Task details:
Copy every record below exactly.

— Start of Given data —

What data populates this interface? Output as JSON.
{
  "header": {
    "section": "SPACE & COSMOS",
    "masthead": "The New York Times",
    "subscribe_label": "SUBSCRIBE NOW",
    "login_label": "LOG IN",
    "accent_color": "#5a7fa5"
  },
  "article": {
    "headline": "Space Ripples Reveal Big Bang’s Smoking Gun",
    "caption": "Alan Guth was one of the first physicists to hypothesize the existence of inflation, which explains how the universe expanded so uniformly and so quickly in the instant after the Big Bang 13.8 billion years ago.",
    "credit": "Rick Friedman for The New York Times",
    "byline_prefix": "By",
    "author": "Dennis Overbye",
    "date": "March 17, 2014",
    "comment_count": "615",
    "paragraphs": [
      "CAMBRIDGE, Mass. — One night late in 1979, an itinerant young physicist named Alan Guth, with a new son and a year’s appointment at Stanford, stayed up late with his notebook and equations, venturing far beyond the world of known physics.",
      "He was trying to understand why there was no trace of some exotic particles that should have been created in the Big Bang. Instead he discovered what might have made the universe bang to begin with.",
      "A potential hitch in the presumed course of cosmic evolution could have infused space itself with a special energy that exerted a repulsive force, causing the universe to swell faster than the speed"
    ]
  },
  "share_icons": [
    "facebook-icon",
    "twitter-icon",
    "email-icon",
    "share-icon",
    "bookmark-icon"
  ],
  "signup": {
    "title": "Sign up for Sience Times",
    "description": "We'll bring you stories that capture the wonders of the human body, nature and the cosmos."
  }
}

— End of Given data —

Exercise response:
What data populates this interface? Output as JSON.
{
  "header": {
    "section": "SPACE & COSMOS",
    "masthead": "The New York Times",
    "subscribe_label": "SUBSCRIBE NOW",
    "login_label": "LOG IN",
    "accent_color": "#5a7fa5"
  },
  "article": {
    "headline": "Space Ripples Reveal Big Bang’s Smoking Gun",
    "caption": "Alan Guth was one of the first physicists to hypothesize the existence of inflation, which explains how the universe expanded so uniformly and so quickly in the instant after the Big Bang 13.8 billion years ago.",
    "credit": "Rick Friedman for The New York Times",
    "byline_prefix": "By",
    "author": "Dennis Overbye",
    "date": "March 17, 2014",
    "comment_count": "615",
    "paragraphs": [
      "CAMBRIDGE, Mass. — One night late in 1979, an itinerant young physicist named Alan Guth, with a new son and a year’s appointment at Stanford, stayed up late with his notebook and equations, venturing far beyond the world of known physics.",
      "He was trying to understand why there was no trace of some exotic particles that should have been created in the Big Bang. Instead he discovered what might have made the universe bang to begin with.",
      "A potential hitch in the presumed course of cosmic evolution could have infused space itself with a special energy that exerted a repulsive force, causing the universe to swell faster than the speed"
    ]
  },
  "share_icons": [
    "facebook-icon",
    "twitter-icon",
    "email-icon",
    "share-icon",
    "bookmark-icon"
  ],
  "signup": {
    "title": "Sign up for Sience Times",
    "description": "We'll bring you stories that capture the wonders of the human body, nature and the cosmos."
  }
}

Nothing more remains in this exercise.